• _What you are asked to do_: Copy out each line of the data holding "this".

:::

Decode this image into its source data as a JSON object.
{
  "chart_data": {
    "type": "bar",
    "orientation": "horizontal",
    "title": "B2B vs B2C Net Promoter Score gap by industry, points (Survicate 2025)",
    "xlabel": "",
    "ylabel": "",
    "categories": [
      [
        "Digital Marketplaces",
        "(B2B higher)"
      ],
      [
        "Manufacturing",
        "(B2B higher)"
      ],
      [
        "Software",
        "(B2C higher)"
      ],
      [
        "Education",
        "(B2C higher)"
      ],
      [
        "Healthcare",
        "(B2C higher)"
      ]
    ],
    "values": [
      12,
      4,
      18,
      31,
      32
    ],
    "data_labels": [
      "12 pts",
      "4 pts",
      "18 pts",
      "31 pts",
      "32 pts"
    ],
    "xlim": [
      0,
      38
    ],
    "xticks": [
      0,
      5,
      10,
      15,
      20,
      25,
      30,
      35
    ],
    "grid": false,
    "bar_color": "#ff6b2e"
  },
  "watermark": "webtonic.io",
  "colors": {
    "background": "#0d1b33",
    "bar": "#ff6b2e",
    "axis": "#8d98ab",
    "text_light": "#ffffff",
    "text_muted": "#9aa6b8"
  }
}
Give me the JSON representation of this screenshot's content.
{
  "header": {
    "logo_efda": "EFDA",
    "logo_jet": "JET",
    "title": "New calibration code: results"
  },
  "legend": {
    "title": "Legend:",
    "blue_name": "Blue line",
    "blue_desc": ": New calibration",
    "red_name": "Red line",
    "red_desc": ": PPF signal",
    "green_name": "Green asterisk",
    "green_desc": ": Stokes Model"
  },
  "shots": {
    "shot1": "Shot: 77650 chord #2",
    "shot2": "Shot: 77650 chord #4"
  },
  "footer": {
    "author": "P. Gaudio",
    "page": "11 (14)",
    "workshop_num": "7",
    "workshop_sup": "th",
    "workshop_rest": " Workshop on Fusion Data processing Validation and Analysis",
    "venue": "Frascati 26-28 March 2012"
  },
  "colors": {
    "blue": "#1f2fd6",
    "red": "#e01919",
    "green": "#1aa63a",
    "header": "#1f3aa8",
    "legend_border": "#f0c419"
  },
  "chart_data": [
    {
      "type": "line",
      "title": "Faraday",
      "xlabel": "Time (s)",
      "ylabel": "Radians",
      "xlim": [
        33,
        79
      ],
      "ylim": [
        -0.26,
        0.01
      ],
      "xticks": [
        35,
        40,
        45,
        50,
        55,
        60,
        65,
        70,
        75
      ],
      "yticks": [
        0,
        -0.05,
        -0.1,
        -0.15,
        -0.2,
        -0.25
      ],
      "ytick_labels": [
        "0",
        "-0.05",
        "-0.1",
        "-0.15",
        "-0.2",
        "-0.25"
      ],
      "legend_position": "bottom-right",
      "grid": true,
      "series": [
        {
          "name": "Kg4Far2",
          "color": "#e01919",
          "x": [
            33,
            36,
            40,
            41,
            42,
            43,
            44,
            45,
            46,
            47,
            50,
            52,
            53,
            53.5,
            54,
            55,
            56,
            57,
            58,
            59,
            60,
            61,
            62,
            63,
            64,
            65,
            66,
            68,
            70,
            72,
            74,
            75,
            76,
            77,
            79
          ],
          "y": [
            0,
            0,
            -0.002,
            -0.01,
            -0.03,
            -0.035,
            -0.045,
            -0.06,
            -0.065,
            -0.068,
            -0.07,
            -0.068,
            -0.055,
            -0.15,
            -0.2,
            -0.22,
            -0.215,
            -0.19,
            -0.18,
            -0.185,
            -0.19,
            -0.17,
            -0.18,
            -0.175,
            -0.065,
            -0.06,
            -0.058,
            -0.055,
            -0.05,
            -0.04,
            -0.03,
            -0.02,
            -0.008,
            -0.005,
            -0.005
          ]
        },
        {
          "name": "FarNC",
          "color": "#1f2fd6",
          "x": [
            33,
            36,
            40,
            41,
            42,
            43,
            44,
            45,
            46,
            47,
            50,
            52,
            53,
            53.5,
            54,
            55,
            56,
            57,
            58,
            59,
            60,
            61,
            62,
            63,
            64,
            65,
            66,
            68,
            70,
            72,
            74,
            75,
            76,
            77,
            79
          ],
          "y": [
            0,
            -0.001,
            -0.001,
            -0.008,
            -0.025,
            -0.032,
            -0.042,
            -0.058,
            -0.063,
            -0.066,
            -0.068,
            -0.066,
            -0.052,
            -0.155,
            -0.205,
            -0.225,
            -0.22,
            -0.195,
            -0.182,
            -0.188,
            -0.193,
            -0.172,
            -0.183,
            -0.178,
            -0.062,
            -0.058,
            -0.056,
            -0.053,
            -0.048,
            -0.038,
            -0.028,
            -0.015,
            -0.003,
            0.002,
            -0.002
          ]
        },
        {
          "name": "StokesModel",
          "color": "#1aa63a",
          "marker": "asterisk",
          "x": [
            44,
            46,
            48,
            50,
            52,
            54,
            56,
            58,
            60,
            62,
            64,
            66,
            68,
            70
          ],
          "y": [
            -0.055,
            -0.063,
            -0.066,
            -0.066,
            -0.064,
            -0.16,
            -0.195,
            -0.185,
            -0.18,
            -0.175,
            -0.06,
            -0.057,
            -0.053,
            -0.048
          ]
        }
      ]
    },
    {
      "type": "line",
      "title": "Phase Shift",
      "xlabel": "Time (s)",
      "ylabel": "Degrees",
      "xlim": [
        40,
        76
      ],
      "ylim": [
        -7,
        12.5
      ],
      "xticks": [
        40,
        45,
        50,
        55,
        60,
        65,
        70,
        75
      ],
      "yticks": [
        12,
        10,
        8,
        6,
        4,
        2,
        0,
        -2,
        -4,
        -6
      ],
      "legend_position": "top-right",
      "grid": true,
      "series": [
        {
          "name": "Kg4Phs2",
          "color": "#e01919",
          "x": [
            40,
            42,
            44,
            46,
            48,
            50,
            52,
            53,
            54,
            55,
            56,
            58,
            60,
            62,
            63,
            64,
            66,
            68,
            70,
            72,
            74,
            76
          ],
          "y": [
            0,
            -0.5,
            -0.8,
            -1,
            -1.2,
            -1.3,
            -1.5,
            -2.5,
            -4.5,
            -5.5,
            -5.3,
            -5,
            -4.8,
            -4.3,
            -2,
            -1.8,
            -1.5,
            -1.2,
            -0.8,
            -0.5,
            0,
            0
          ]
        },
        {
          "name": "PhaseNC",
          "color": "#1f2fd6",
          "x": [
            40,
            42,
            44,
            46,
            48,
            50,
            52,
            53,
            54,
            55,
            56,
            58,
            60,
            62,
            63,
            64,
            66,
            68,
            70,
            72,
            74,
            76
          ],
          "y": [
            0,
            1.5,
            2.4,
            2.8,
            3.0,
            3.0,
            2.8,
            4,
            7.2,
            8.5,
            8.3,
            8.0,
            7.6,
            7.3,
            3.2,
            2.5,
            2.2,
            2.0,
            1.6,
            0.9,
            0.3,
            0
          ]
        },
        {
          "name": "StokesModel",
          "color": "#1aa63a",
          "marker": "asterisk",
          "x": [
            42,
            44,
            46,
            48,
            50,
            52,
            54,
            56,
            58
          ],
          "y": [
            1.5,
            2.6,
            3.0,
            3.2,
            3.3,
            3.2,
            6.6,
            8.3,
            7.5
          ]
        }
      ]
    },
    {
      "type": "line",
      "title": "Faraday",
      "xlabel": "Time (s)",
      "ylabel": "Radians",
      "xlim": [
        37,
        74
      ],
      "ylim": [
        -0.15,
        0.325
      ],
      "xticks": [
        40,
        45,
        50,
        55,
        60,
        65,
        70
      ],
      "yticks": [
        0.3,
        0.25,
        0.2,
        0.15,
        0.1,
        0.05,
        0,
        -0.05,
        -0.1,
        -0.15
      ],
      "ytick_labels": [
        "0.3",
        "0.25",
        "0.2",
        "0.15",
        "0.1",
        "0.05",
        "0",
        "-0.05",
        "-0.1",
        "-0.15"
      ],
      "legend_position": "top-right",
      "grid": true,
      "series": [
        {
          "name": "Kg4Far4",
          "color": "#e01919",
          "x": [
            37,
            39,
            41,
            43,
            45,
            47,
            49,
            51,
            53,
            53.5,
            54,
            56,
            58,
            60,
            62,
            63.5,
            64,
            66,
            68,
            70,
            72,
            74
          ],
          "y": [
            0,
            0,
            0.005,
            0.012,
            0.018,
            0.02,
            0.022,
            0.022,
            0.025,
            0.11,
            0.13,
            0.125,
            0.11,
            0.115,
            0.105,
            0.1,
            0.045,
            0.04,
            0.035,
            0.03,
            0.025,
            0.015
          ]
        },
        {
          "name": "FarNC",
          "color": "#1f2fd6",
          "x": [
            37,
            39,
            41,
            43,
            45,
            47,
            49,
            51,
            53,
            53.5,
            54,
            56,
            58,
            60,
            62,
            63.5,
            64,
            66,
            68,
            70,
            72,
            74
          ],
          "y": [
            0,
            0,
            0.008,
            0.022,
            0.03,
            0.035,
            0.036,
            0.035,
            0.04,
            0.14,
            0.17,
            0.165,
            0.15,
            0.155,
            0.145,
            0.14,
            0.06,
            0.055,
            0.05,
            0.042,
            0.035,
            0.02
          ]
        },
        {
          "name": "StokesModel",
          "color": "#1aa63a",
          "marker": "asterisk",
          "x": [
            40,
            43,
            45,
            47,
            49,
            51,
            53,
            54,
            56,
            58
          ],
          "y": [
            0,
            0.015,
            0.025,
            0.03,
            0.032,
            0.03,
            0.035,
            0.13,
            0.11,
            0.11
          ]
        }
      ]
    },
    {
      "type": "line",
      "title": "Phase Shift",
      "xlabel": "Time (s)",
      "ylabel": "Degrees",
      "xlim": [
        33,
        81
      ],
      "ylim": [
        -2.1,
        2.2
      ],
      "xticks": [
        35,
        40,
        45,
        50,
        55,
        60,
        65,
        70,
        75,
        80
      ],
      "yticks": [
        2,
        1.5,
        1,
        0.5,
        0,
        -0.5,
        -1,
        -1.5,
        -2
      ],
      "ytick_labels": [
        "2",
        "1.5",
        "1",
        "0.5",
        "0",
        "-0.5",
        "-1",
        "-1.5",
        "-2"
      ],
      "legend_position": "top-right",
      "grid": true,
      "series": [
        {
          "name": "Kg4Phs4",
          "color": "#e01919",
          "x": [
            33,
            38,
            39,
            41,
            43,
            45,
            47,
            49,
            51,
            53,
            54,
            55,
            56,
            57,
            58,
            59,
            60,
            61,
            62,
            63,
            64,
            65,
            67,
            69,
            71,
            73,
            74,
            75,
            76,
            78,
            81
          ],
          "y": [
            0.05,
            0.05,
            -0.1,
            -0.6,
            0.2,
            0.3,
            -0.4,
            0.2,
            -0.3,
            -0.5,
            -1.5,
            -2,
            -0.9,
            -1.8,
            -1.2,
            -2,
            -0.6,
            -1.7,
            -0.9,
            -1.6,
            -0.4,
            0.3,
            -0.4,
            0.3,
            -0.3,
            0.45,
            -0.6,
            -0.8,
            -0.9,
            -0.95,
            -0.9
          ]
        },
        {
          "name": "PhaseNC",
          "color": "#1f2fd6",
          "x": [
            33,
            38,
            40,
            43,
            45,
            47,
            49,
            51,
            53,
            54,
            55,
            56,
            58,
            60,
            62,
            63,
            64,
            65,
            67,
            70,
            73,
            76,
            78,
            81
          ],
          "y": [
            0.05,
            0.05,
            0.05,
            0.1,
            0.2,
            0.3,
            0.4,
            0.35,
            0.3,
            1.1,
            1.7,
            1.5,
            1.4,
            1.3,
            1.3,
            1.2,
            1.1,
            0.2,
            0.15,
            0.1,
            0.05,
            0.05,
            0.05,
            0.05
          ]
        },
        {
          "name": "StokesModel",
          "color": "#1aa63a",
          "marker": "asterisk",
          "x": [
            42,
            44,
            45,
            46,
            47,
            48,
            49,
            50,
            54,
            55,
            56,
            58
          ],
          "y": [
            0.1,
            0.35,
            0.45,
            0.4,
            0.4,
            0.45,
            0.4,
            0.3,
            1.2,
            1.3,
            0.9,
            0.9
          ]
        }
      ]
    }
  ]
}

:::

• _Answer in full_:
Decode this image into its source data as a JSON object.
Give me the JSON representation of this screenshot's content.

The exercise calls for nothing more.